• EXERCISE DESCRIPTION: Each line of the listing that contains the word "DefaultListableBeanFactory" is to be copied.

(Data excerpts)

□ □ □

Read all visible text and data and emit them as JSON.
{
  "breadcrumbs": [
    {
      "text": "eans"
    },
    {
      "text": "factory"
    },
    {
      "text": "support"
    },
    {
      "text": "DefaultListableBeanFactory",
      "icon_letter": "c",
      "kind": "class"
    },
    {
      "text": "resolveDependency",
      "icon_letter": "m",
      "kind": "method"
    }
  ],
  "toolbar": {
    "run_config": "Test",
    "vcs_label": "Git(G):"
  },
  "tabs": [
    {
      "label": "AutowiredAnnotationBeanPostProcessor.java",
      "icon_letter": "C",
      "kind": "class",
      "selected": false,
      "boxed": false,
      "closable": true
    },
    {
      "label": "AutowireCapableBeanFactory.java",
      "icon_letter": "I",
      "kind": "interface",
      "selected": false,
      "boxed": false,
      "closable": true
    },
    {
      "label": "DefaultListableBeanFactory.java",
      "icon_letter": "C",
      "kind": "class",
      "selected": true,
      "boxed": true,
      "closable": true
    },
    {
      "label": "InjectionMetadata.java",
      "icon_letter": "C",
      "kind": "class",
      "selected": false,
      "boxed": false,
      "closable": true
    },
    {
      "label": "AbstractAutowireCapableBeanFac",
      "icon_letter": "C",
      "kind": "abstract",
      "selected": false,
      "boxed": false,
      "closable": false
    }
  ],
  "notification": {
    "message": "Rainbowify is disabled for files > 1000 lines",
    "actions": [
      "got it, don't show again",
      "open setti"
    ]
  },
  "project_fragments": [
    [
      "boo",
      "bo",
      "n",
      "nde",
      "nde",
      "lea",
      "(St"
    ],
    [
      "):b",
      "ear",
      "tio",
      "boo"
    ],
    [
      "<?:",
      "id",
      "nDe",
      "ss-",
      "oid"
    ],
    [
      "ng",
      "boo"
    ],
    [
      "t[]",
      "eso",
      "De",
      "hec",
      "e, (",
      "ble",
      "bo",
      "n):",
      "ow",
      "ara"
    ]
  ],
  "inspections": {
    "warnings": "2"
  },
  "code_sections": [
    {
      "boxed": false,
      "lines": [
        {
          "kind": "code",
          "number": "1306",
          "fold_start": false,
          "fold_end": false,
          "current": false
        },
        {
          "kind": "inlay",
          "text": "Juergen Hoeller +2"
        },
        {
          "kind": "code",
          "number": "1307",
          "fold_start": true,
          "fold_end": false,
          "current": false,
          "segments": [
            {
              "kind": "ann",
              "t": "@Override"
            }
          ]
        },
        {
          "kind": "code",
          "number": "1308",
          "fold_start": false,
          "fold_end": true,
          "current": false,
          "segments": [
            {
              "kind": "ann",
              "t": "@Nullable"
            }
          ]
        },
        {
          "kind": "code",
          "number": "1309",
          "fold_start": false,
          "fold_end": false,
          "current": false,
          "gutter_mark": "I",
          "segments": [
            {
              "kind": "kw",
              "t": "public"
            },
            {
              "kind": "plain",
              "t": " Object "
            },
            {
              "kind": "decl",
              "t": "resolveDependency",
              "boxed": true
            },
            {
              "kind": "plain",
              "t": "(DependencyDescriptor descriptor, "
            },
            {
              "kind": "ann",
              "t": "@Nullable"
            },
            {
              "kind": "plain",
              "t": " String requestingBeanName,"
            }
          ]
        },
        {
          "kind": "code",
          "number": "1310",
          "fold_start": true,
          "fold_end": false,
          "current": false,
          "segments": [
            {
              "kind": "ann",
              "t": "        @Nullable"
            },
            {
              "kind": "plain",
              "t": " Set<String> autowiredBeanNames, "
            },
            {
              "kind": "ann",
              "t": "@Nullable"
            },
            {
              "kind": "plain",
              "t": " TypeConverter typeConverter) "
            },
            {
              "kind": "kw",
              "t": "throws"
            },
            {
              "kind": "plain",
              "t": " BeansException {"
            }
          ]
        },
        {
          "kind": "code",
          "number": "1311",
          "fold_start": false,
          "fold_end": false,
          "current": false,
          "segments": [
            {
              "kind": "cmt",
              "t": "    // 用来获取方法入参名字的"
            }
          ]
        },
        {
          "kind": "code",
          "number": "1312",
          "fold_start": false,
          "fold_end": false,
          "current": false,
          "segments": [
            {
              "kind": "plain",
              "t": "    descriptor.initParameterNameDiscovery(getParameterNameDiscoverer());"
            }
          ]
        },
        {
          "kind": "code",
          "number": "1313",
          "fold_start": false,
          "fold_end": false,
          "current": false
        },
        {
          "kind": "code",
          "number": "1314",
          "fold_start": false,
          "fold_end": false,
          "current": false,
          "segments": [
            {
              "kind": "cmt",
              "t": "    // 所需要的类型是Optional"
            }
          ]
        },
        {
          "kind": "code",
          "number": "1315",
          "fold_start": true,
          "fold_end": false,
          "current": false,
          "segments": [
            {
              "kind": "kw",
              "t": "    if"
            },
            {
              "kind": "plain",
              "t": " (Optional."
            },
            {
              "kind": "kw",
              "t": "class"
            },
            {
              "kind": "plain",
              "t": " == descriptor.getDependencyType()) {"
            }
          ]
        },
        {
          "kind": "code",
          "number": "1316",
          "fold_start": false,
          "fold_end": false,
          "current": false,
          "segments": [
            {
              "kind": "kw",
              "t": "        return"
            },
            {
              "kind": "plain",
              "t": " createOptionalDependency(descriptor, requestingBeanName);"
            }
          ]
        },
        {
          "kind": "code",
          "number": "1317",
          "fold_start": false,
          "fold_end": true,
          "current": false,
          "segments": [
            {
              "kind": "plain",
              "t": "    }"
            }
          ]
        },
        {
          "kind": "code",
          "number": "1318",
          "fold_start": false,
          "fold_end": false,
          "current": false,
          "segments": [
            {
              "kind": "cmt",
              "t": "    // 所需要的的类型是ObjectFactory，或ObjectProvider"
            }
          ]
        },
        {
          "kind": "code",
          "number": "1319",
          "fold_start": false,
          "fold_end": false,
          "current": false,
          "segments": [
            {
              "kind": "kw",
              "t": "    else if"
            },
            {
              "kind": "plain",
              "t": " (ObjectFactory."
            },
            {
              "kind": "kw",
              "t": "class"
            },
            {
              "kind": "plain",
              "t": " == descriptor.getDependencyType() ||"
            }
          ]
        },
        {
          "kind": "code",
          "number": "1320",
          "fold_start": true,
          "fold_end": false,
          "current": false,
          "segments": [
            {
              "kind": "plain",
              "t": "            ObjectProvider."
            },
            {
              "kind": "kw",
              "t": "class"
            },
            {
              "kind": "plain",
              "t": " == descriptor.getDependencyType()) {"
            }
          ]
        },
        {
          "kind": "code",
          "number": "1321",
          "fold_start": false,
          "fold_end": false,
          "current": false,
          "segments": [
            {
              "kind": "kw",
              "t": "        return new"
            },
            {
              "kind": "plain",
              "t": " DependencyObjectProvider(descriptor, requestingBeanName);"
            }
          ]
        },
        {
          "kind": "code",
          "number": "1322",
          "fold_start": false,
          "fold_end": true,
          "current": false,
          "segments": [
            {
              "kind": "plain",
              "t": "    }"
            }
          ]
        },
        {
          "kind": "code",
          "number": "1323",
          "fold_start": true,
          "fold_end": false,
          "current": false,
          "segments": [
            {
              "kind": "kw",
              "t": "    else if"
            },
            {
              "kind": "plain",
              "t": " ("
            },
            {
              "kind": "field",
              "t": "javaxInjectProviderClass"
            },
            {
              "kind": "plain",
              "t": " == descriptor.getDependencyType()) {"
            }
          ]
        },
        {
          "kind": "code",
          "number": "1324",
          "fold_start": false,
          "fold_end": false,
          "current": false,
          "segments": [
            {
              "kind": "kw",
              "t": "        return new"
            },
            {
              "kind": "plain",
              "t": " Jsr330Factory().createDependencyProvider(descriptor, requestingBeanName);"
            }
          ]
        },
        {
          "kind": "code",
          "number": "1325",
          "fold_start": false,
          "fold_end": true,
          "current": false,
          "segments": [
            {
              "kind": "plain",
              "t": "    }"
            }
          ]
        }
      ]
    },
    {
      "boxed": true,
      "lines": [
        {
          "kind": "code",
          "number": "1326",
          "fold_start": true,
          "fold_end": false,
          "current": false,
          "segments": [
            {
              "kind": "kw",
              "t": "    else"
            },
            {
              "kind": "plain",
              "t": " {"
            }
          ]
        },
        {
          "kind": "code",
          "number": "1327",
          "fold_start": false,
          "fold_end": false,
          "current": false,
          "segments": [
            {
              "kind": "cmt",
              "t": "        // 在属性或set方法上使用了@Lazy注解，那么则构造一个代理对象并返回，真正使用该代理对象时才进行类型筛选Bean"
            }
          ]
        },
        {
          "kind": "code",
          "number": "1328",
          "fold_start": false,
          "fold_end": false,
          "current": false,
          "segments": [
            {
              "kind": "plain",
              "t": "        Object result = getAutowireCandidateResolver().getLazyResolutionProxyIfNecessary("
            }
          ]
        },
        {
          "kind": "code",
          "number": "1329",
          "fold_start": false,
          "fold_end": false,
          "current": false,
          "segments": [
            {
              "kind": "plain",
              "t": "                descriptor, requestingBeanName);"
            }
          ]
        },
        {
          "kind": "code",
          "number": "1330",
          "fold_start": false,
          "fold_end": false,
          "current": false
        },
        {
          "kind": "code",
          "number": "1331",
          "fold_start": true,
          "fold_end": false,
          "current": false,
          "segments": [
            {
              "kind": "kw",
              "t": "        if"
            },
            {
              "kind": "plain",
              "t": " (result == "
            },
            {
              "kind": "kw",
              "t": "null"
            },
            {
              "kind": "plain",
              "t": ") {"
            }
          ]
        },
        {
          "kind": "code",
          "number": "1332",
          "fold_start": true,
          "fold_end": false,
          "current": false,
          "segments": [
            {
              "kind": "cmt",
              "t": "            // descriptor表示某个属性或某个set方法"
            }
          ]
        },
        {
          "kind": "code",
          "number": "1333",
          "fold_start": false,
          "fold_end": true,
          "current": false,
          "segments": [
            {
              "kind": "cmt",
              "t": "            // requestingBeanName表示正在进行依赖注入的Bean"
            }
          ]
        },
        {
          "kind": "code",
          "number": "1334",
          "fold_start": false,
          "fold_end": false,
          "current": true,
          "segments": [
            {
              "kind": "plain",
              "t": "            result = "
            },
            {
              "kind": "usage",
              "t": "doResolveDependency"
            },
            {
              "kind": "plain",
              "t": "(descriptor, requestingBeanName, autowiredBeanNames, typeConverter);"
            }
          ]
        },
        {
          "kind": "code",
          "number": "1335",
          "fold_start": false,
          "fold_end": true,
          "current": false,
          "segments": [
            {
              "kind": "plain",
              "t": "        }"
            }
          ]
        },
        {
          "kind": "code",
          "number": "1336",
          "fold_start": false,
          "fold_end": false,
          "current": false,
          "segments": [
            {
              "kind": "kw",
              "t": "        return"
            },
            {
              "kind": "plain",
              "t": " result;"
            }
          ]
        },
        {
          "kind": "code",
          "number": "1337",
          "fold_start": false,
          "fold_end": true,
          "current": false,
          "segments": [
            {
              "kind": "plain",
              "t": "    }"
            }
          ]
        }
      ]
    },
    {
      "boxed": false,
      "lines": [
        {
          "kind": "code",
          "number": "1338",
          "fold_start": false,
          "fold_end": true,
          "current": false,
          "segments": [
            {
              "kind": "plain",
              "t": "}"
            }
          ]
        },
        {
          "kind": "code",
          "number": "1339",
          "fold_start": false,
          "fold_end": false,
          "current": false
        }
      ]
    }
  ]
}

□ □ □

• OUTPUT FOR THIS EXERCISE:
      "text": "DefaultListableBeanFactory",
      "label": "DefaultListableBeanFactory.java",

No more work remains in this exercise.